(What is asked):
Find the lines of data that contain the string "TOUFIQ", then list them.

(Stored data):
##############################

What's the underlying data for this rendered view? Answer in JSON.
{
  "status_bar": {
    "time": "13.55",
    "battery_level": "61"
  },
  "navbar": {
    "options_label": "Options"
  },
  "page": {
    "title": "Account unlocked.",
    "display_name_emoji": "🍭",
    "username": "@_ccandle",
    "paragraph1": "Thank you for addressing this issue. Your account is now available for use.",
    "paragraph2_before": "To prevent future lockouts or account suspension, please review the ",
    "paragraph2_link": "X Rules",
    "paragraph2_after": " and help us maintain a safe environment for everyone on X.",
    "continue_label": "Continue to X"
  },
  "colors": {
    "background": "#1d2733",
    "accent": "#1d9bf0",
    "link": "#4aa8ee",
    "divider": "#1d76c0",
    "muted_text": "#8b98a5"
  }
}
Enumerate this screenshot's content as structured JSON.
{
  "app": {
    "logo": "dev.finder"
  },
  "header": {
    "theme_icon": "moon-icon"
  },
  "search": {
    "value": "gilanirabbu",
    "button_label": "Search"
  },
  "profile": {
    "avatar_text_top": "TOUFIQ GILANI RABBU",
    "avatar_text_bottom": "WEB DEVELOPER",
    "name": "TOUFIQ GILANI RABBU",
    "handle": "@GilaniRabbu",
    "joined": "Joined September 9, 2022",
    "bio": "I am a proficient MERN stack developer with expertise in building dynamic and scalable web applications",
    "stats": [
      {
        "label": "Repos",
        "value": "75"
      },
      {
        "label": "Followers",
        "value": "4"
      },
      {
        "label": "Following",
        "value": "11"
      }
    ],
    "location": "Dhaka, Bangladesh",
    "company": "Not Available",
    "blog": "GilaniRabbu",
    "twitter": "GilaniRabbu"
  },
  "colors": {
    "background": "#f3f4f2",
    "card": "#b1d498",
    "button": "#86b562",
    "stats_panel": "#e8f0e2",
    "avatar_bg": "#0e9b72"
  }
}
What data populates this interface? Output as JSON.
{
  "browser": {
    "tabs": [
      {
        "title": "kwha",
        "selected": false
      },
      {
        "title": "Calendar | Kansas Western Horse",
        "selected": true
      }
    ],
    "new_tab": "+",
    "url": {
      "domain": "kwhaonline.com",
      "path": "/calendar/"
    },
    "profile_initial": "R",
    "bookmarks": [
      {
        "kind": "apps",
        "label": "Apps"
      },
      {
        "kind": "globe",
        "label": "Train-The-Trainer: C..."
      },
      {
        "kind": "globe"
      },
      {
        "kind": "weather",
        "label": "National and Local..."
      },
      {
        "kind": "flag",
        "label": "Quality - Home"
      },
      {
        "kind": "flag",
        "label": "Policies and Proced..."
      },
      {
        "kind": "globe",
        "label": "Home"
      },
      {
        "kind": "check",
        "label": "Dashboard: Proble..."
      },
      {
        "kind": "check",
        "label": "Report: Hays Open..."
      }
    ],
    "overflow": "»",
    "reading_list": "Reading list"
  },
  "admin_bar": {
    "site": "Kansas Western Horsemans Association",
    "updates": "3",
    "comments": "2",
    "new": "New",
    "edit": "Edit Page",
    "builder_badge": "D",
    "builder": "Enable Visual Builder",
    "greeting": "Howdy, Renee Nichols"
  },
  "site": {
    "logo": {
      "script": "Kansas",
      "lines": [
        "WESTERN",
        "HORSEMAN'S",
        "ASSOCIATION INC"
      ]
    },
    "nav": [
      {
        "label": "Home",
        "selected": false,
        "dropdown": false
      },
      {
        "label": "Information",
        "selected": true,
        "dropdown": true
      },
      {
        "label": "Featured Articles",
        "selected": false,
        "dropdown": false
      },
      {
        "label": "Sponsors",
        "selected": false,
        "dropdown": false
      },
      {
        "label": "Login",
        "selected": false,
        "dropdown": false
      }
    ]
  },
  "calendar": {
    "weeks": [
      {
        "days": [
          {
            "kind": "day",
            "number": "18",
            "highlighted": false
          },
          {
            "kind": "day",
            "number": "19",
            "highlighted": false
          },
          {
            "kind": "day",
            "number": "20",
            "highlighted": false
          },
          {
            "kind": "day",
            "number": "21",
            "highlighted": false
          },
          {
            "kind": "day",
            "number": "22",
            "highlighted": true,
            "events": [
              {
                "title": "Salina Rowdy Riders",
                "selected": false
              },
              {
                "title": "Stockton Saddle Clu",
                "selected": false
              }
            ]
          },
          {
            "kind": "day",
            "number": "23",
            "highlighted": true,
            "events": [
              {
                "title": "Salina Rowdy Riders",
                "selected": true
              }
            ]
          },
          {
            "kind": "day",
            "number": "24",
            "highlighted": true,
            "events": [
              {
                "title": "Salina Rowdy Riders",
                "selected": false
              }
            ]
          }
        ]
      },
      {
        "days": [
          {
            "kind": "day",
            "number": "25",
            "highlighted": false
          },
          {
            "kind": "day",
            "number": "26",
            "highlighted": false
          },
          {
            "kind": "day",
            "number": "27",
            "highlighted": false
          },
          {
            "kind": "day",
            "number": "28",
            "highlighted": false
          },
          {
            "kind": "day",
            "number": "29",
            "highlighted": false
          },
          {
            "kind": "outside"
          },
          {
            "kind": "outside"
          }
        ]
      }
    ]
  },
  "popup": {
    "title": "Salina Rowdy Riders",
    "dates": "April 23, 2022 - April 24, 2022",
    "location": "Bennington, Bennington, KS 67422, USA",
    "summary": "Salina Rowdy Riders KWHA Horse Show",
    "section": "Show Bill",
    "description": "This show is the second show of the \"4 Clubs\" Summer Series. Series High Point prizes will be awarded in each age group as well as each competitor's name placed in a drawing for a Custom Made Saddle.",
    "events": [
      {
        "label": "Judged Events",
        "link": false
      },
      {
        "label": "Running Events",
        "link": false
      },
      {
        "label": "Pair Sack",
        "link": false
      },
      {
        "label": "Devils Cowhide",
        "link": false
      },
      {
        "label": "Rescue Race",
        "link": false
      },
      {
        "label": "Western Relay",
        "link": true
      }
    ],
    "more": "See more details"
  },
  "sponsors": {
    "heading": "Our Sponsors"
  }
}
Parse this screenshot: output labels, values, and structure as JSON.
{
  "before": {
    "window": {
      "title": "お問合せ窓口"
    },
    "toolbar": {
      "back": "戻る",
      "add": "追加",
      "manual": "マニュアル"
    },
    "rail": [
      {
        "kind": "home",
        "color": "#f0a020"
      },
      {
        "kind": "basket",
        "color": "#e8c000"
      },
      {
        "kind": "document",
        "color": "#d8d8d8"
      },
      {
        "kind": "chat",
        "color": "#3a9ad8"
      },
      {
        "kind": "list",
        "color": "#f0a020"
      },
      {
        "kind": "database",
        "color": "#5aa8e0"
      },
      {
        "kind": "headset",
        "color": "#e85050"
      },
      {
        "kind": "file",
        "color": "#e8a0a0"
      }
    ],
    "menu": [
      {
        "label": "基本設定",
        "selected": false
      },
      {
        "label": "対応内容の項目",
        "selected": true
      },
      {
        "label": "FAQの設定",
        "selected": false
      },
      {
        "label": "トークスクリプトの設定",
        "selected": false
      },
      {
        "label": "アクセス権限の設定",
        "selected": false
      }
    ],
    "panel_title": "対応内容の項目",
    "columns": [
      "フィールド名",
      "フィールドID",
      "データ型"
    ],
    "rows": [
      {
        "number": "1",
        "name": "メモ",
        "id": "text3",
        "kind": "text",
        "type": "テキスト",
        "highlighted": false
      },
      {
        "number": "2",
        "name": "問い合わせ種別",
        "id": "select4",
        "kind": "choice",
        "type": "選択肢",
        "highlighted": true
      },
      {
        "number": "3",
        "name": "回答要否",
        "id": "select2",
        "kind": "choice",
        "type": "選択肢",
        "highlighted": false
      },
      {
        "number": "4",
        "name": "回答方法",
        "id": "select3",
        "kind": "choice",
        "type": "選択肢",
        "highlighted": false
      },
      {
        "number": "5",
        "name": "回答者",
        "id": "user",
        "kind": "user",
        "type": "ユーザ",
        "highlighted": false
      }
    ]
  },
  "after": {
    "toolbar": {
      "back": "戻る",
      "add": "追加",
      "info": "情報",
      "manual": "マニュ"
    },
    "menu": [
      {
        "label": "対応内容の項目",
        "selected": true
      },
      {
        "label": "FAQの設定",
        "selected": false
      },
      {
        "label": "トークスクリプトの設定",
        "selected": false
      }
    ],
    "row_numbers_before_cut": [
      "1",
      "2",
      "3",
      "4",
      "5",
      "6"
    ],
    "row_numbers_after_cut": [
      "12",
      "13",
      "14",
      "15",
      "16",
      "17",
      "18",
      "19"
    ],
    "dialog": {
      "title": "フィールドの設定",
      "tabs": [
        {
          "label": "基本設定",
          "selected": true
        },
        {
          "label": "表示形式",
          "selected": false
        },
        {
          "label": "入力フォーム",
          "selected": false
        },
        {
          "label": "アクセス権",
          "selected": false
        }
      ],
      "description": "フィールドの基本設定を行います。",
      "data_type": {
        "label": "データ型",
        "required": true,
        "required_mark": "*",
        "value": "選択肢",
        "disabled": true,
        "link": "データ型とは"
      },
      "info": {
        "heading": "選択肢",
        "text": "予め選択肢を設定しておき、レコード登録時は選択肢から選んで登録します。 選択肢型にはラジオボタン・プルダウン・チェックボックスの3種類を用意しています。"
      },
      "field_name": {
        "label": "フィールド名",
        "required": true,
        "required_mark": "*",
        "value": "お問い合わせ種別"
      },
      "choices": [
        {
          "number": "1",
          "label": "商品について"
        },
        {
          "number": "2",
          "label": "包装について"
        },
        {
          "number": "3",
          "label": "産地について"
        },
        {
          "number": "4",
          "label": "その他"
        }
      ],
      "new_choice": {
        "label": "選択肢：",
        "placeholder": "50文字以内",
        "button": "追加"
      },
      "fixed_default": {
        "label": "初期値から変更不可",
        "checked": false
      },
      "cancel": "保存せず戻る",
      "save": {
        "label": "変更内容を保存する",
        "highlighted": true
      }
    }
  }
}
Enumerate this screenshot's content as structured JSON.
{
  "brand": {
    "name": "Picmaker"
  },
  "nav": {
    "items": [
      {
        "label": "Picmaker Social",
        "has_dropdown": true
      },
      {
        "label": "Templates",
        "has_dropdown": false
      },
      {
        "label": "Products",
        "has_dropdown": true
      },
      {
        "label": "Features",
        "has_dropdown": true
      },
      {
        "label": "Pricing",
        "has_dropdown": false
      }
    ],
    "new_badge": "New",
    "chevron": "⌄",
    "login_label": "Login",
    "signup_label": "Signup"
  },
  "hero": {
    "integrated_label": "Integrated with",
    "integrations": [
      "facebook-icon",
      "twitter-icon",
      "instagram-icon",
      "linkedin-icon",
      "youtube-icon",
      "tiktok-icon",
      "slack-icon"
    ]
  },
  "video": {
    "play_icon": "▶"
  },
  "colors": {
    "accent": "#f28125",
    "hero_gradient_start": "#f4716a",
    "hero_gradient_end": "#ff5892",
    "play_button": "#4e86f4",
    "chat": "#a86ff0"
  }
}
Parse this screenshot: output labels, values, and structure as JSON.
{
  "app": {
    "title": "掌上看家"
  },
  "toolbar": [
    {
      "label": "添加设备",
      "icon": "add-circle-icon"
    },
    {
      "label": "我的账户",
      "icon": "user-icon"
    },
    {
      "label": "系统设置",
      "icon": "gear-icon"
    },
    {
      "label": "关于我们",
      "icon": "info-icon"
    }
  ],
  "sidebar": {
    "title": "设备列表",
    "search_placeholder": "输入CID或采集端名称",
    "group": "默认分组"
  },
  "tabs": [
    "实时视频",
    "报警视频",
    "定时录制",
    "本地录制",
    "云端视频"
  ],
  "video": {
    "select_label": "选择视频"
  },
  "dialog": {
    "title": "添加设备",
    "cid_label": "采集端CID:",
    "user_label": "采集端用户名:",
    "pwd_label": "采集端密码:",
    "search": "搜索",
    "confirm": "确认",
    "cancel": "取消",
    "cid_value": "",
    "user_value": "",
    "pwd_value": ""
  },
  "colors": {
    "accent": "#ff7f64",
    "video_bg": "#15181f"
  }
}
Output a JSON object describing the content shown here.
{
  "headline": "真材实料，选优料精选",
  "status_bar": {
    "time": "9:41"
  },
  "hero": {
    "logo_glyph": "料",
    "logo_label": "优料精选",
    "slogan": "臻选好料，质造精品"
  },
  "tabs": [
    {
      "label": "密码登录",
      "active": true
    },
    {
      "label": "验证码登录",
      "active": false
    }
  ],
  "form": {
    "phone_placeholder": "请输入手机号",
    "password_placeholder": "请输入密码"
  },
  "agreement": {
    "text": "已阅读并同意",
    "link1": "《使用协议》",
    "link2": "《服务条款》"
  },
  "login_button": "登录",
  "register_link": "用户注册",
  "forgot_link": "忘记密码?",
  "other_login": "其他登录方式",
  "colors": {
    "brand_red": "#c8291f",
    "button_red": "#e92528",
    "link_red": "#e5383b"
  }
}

##############################

(Exercise result):
    "avatar_text_top": "TOUFIQ GILANI RABBU",
    "name": "TOUFIQ GILANI RABBU",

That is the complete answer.